» **Request**: Write the data out again, exactly as given.

» **Task material**:
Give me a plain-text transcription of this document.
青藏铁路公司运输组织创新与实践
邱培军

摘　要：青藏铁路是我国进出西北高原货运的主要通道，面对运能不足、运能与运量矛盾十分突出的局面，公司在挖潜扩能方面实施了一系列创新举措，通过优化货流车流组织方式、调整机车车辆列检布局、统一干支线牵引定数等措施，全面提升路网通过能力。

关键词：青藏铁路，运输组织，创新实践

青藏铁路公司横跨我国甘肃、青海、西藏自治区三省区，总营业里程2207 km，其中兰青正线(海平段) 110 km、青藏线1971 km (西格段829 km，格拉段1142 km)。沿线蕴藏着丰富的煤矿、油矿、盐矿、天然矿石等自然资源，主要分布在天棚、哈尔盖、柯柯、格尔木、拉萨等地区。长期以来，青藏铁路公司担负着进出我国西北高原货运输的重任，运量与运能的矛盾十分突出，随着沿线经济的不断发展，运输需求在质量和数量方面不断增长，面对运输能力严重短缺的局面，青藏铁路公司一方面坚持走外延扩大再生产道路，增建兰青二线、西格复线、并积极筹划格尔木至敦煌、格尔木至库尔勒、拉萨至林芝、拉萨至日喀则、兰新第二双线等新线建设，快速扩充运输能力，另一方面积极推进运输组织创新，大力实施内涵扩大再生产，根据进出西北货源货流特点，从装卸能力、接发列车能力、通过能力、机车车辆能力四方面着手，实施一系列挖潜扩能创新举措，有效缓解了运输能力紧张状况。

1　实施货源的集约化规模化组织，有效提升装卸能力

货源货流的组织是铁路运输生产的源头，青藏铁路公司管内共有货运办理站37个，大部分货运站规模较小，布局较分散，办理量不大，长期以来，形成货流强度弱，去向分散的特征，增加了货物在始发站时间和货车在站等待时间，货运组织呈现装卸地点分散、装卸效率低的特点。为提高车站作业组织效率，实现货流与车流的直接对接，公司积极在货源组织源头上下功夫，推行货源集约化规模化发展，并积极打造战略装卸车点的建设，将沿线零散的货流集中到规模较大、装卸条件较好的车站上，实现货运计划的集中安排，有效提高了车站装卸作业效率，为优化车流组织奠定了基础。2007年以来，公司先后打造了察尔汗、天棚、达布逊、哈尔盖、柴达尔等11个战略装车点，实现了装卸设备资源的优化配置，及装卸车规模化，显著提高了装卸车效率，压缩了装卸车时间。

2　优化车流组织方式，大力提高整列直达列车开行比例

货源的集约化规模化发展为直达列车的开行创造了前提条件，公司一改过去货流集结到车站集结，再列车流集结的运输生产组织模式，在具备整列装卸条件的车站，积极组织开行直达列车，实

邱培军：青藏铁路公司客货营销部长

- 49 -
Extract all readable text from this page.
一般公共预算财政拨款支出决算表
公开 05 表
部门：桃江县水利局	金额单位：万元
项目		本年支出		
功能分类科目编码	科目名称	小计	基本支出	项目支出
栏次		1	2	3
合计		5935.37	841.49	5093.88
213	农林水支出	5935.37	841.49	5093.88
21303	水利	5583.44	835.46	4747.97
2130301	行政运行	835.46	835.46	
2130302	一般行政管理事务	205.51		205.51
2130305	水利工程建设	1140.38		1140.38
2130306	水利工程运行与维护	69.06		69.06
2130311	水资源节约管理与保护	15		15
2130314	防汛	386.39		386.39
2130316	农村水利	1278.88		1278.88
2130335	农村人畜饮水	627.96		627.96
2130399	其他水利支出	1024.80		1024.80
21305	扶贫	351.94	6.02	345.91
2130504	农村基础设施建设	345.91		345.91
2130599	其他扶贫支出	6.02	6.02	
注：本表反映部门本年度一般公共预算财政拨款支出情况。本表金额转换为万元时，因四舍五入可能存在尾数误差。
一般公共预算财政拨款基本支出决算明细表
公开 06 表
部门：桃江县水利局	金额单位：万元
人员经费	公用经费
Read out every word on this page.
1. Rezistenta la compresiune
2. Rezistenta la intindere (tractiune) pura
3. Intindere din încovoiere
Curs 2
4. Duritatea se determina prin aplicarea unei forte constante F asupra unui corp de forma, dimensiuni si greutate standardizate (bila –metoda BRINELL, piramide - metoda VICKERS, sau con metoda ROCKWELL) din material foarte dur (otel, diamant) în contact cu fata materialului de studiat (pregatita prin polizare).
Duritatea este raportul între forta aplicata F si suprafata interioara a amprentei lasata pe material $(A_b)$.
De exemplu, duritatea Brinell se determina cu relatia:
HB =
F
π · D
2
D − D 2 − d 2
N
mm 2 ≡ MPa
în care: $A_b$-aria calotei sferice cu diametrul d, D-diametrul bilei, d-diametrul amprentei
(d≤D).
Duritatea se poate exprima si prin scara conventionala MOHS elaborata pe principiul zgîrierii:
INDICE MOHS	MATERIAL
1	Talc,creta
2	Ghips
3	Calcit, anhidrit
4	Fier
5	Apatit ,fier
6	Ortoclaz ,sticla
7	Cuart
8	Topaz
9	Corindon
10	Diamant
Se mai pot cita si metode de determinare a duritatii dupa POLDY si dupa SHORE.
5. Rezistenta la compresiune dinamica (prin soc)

» **Answer below**:
Give me a plain-text transcription of this document.
青藏铁路公司运输组织创新与实践
邱培军

摘　要：青藏铁路是我国进出西北高原货运的主要通道，面对运能不足、运能与运量矛盾十分突出的局面，公司在挖潜扩能方面实施了一系列创新举措，通过优化货流车流组织方式、调整机车车辆列检布局、统一干支线牵引定数等措施，全面提升路网通过能力。

关键词：青藏铁路，运输组织，创新实践

青藏铁路公司横跨我国甘肃、青海、西藏自治区三省区，总营业里程2207 km，其中兰青正线(海平段) 110 km、青藏线1971 km (西格段829 km，格拉段1142 km)。沿线蕴藏着丰富的煤矿、油矿、盐矿、天然矿石等自然资源，主要分布在天棚、哈尔盖、柯柯、格尔木、拉萨等地区。长期以来，青藏铁路公司担负着进出我国西北高原货运输的重任，运量与运能的矛盾十分突出，随着沿线经济的不断发展，运输需求在质量和数量方面不断增长，面对运输能力严重短缺的局面，青藏铁路公司一方面坚持走外延扩大再生产道路，增建兰青二线、西格复线、并积极筹划格尔木至敦煌、格尔木至库尔勒、拉萨至林芝、拉萨至日喀则、兰新第二双线等新线建设，快速扩充运输能力，另一方面积极推进运输组织创新，大力实施内涵扩大再生产，根据进出西北货源货流特点，从装卸能力、接发列车能力、通过能力、机车车辆能力四方面着手，实施一系列挖潜扩能创新举措，有效缓解了运输能力紧张状况。

1　实施货源的集约化规模化组织，有效提升装卸能力

货源货流的组织是铁路运输生产的源头，青藏铁路公司管内共有货运办理站37个，大部分货运站规模较小，布局较分散，办理量不大，长期以来，形成货流强度弱，去向分散的特征，增加了货物在始发站时间和货车在站等待时间，货运组织呈现装卸地点分散、装卸效率低的特点。为提高车站作业组织效率，实现货流与车流的直接对接，公司积极在货源组织源头上下功夫，推行货源集约化规模化发展，并积极打造战略装卸车点的建设，将沿线零散的货流集中到规模较大、装卸条件较好的车站上，实现货运计划的集中安排，有效提高了车站装卸作业效率，为优化车流组织奠定了基础。2007年以来，公司先后打造了察尔汗、天棚、达布逊、哈尔盖、柴达尔等11个战略装车点，实现了装卸设备资源的优化配置，及装卸车规模化，显著提高了装卸车效率，压缩了装卸车时间。

2　优化车流组织方式，大力提高整列直达列车开行比例

货源的集约化规模化发展为直达列车的开行创造了前提条件，公司一改过去货流集结到车站集结，再列车流集结的运输生产组织模式，在具备整列装卸条件的车站，积极组织开行直达列车，实

邱培军：青藏铁路公司客货营销部长

- 49 -
Extract all readable text from this page.
一般公共预算财政拨款支出决算表
公开 05 表
部门：桃江县水利局	金额单位：万元
项目		本年支出		
功能分类科目编码	科目名称	小计	基本支出	项目支出
栏次		1	2	3
合计		5935.37	841.49	5093.88
213	农林水支出	5935.37	841.49	5093.88
21303	水利	5583.44	835.46	4747.97
2130301	行政运行	835.46	835.46	
2130302	一般行政管理事务	205.51		205.51
2130305	水利工程建设	1140.38		1140.38
2130306	水利工程运行与维护	69.06		69.06
2130311	水资源节约管理与保护	15		15
2130314	防汛	386.39		386.39
2130316	农村水利	1278.88		1278.88
2130335	农村人畜饮水	627.96		627.96
2130399	其他水利支出	1024.80		1024.80
21305	扶贫	351.94	6.02	345.91
2130504	农村基础设施建设	345.91		345.91
2130599	其他扶贫支出	6.02	6.02	
注：本表反映部门本年度一般公共预算财政拨款支出情况。本表金额转换为万元时，因四舍五入可能存在尾数误差。
一般公共预算财政拨款基本支出决算明细表
公开 06 表
部门：桃江县水利局	金额单位：万元
人员经费	公用经费
Read out every word on this page.
1. Rezistenta la compresiune
2. Rezistenta la intindere (tractiune) pura
3. Intindere din încovoiere
Curs 2
4. Duritatea se determina prin aplicarea unei forte constante F asupra unui corp de forma, dimensiuni si greutate standardizate (bila –metoda BRINELL, piramide - metoda VICKERS, sau con metoda ROCKWELL) din material foarte dur (otel, diamant) în contact cu fata materialului de studiat (pregatita prin polizare).
Duritatea este raportul între forta aplicata F si suprafata interioara a amprentei lasata pe material $(A_b)$.
De exemplu, duritatea Brinell se determina cu relatia:
HB =
F
π · D
2
D − D 2 − d 2
N
mm 2 ≡ MPa
în care: $A_b$-aria calotei sferice cu diametrul d, D-diametrul bilei, d-diametrul amprentei
(d≤D).
Duritatea se poate exprima si prin scara conventionala MOHS elaborata pe principiul zgîrierii:
INDICE MOHS	MATERIAL
1	Talc,creta
2	Ghips
3	Calcit, anhidrit
4	Fier
5	Apatit ,fier
6	Ortoclaz ,sticla
7	Cuart
8	Topaz
9	Corindon
10	Diamant
Se mai pot cita si metode de determinare a duritatii dupa POLDY si dupa SHORE.
5. Rezistenta la compresiune dinamica (prin soc)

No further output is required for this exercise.